• **PROBLEM REQUIREMENTS**:
From the entries that follow, list every line in which the string "単一回答" appears.

• **AVAILABLE DATA**:

# # # # #

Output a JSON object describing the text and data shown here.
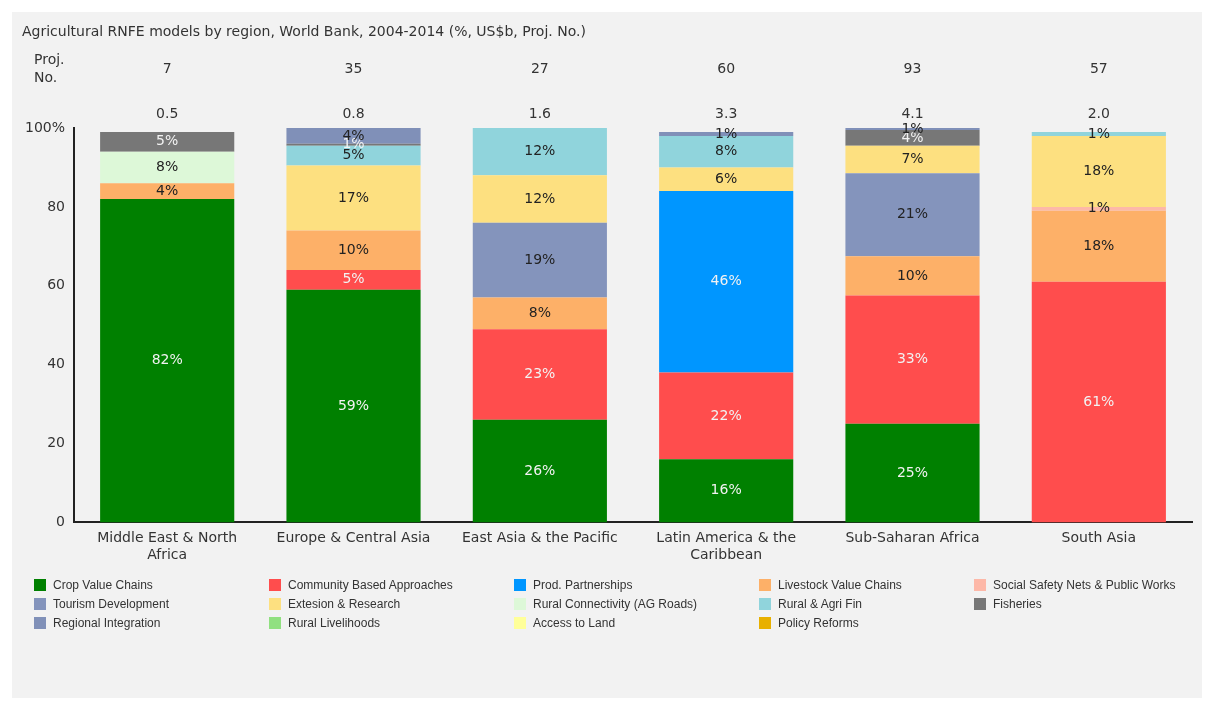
{
  "chart_data": {
    "type": "bar",
    "stacked": true,
    "title": "Agricultural RNFE models by region, World Bank, 2004-2014 (%, US$b, Proj. No.)",
    "categories": [
      "Middle East & North Africa",
      "Europe & Central Asia",
      "East Asia & the Pacific",
      "Latin America & the Caribbean",
      "Sub-Saharan Africa",
      "South Asia"
    ],
    "ylim": [
      0,
      100
    ],
    "yticks": [
      0,
      20,
      40,
      60,
      80,
      {
        "value": 100,
        "label": "100%"
      }
    ],
    "grid": false,
    "legend": "bottom",
    "series": [
      {
        "name": "Crop Value Chains",
        "color": "#008000",
        "values": [
          82,
          59,
          26,
          16,
          25,
          null
        ],
        "value_labels": [
          "82%",
          "59%",
          "26%",
          "16%",
          "25%",
          null
        ]
      },
      {
        "name": "Community Based Approaches",
        "color": "#ff4d4d",
        "values": [
          null,
          5,
          23,
          22,
          32.5,
          61
        ],
        "value_labels": [
          null,
          "5%",
          "23%",
          "22%",
          "33%",
          "61%"
        ]
      },
      {
        "name": "Prod. Partnerships",
        "color": "#0096ff",
        "values": [
          null,
          null,
          null,
          46,
          null,
          null
        ],
        "value_labels": [
          null,
          null,
          null,
          "46%",
          null,
          null
        ]
      },
      {
        "name": "Livestock Value Chains",
        "color": "#fdb068",
        "values": [
          4,
          10,
          8,
          null,
          10,
          18
        ],
        "value_labels": [
          "4%",
          "10%",
          "8%",
          null,
          "10%",
          "18%"
        ]
      },
      {
        "name": "Social Safety Nets & Public Works",
        "color": "#fdb8a8",
        "values": [
          null,
          null,
          null,
          null,
          null,
          1
        ],
        "value_labels": [
          null,
          null,
          null,
          null,
          null,
          "1%"
        ]
      },
      {
        "name": "Tourism Development",
        "color": "#8494bc",
        "values": [
          null,
          null,
          19,
          null,
          21,
          null
        ],
        "value_labels": [
          null,
          null,
          "19%",
          null,
          "21%",
          null
        ]
      },
      {
        "name": "Extesion & Research",
        "color": "#fde080",
        "values": [
          null,
          16.5,
          12,
          6,
          7,
          18
        ],
        "value_labels": [
          null,
          "17%",
          "12%",
          "6%",
          "7%",
          "18%"
        ]
      },
      {
        "name": "Rural Connectivity (AG Roads)",
        "color": "#ddf8d8",
        "values": [
          8,
          null,
          null,
          null,
          null,
          null
        ],
        "value_labels": [
          "8%",
          null,
          null,
          null,
          null,
          null
        ]
      },
      {
        "name": "Rural & Agri Fin",
        "color": "#90d4dc",
        "values": [
          null,
          5,
          12,
          8,
          null,
          1
        ],
        "value_labels": [
          null,
          "5%",
          "12%",
          "8%",
          null,
          "1%"
        ]
      },
      {
        "name": "Fisheries",
        "color": "#777777",
        "values": [
          5,
          0.5,
          null,
          null,
          4,
          null
        ],
        "value_labels": [
          "5%",
          "1%",
          null,
          null,
          "4%",
          null
        ]
      },
      {
        "name": "Regional Integration",
        "color": "#8090b8",
        "values": [
          null,
          4,
          null,
          1,
          0.5,
          null
        ],
        "value_labels": [
          null,
          "4%",
          null,
          "1%",
          "1%",
          null
        ]
      },
      {
        "name": "Rural Livelihoods",
        "color": "#90e080",
        "values": [
          null,
          null,
          null,
          null,
          null,
          null
        ]
      },
      {
        "name": "Access to Land",
        "color": "#ffff99",
        "values": [
          null,
          null,
          null,
          null,
          null,
          null
        ]
      },
      {
        "name": "Policy Reforms",
        "color": "#e8b000",
        "values": [
          null,
          null,
          null,
          null,
          null,
          null
        ]
      }
    ],
    "annotations": [
      "Proj.\nNo.",
      "7",
      "35",
      "27",
      "60",
      "93",
      "57",
      "0.5",
      "0.8",
      "1.6",
      "3.3",
      "4.1",
      "2.0"
    ]
  }
}
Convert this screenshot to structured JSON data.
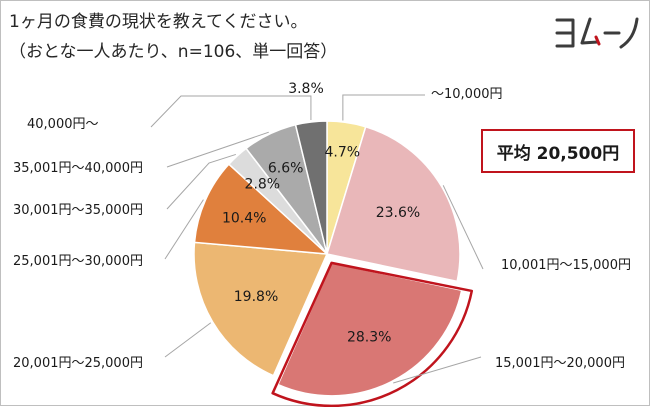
{
  "title": "1ヶ月の食費の現状を教えてください。",
  "subtitle": "（おとな一人あたり、n=106、単一回答）",
  "average_label": "平均 20,500円",
  "logo": {
    "text": "ヨムーノ",
    "name": "yomuno-logo"
  },
  "colors": {
    "highlight_border": "#c0141d",
    "slices": [
      "#f7e59a",
      "#e9b7b9",
      "#d97774",
      "#ecb772",
      "#e0803d",
      "#dcdcdc",
      "#aaaaaa",
      "#707070"
    ]
  },
  "chart_data": {
    "type": "pie",
    "categories": [
      "～10,000円",
      "10,001円～15,000円",
      "15,001円～20,000円",
      "20,001円～25,000円",
      "25,001円～30,000円",
      "30,001円～35,000円",
      "35,001円～40,000円",
      "40,000円～"
    ],
    "values": [
      4.7,
      23.6,
      28.3,
      19.8,
      10.4,
      2.8,
      6.6,
      3.8
    ],
    "value_labels": [
      "4.7%",
      "23.6%",
      "28.3%",
      "19.8%",
      "10.4%",
      "2.8%",
      "6.6%",
      "3.8%"
    ],
    "start": "12 o'clock",
    "direction": "clockwise",
    "highlighted_category": "15,001円～20,000円",
    "title": "1ヶ月の食費の現状を教えてください。",
    "subtitle": "（おとな一人あたり、n=106、単一回答）"
  }
}
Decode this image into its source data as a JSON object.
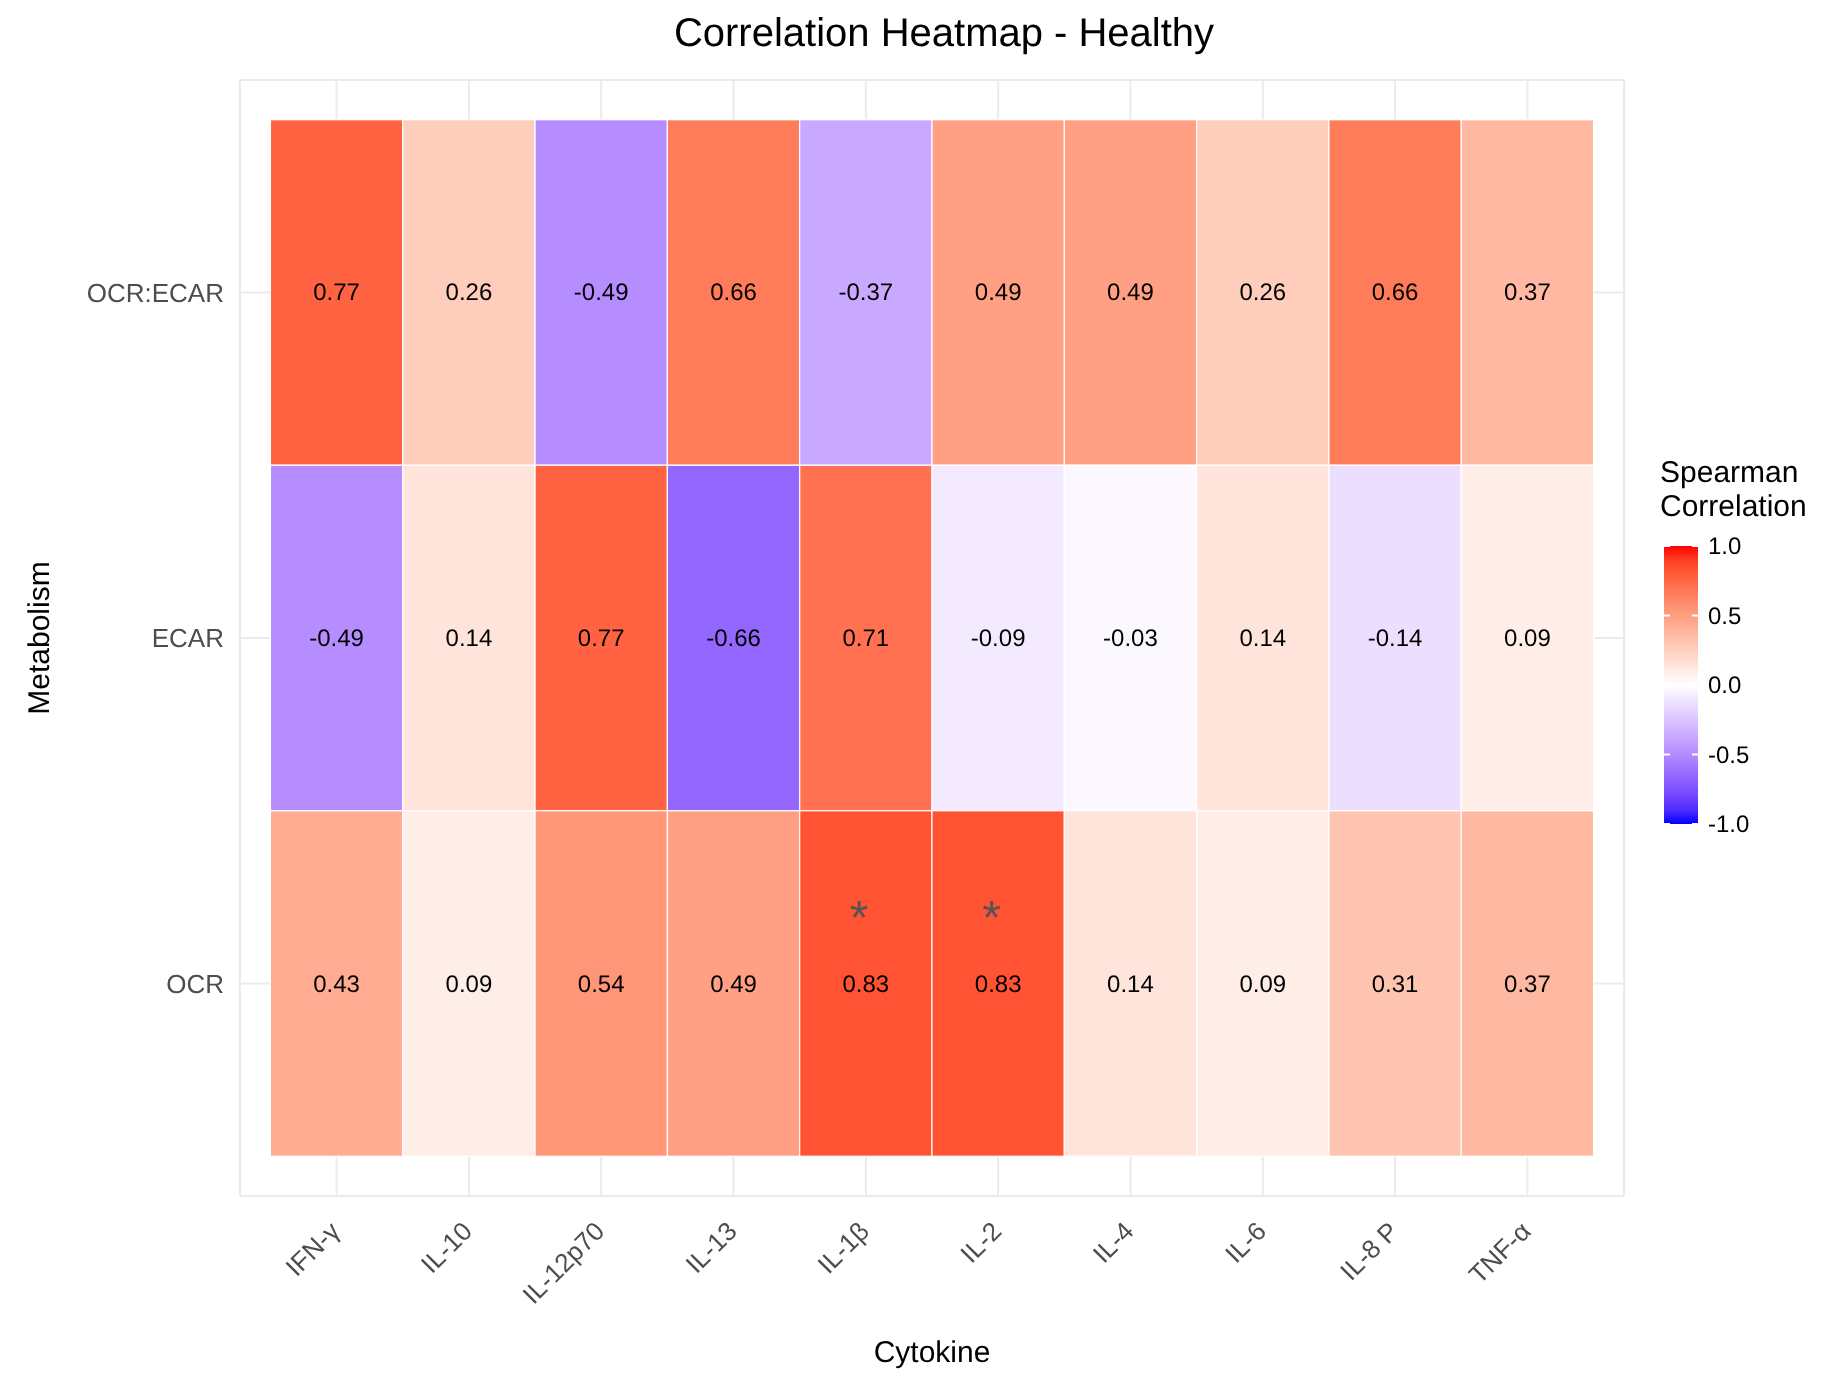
{
  "chart_data": {
    "type": "heatmap",
    "title": "Correlation Heatmap - Healthy",
    "xlabel": "Cytokine",
    "ylabel": "Metabolism",
    "legend_title": "Spearman\nCorrelation",
    "categories": [
      "IFN-γ",
      "IL-10",
      "IL-12p70",
      "IL-13",
      "IL-1β",
      "IL-2",
      "IL-4",
      "IL-6",
      "IL-8 P",
      "TNF-α"
    ],
    "y_categories": [
      "OCR:ECAR",
      "ECAR",
      "OCR"
    ],
    "cells": [
      [
        0.77,
        0.26,
        -0.49,
        0.66,
        -0.37,
        0.49,
        0.49,
        0.26,
        0.66,
        0.37
      ],
      [
        -0.49,
        0.14,
        0.77,
        -0.66,
        0.71,
        -0.09,
        -0.03,
        0.14,
        -0.14,
        0.09
      ],
      [
        0.43,
        0.09,
        0.54,
        0.49,
        0.83,
        0.83,
        0.14,
        0.09,
        0.31,
        0.37
      ]
    ],
    "cell_labels": [
      [
        "0.77",
        "0.26",
        "-0.49",
        "0.66",
        "-0.37",
        "0.49",
        "0.49",
        "0.26",
        "0.66",
        "0.37"
      ],
      [
        "-0.49",
        "0.14",
        "0.77",
        "-0.66",
        "0.71",
        "-0.09",
        "-0.03",
        "0.14",
        "-0.14",
        "0.09"
      ],
      [
        "0.43",
        "0.09",
        "0.54",
        "0.49",
        "*\n0.83",
        "*\n0.83",
        "0.14",
        "0.09",
        "0.31",
        "0.37"
      ]
    ],
    "clim": [
      -1,
      1
    ],
    "cticks": [
      {
        "value": 1,
        "label": "1.0"
      },
      {
        "value": 0.5,
        "label": "0.5"
      },
      {
        "value": 0,
        "label": "0.0"
      },
      {
        "value": -0.5,
        "label": "-0.5"
      },
      {
        "value": -1,
        "label": "-1.0"
      }
    ],
    "grid": true
  }
}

# # # # #

• **ANSWER TO THIS PROBLEM**:
  "subtitle": "（おとな一人あたり、n=106、単一回答）",
    "subtitle": "（おとな一人あたり、n=106、単一回答）"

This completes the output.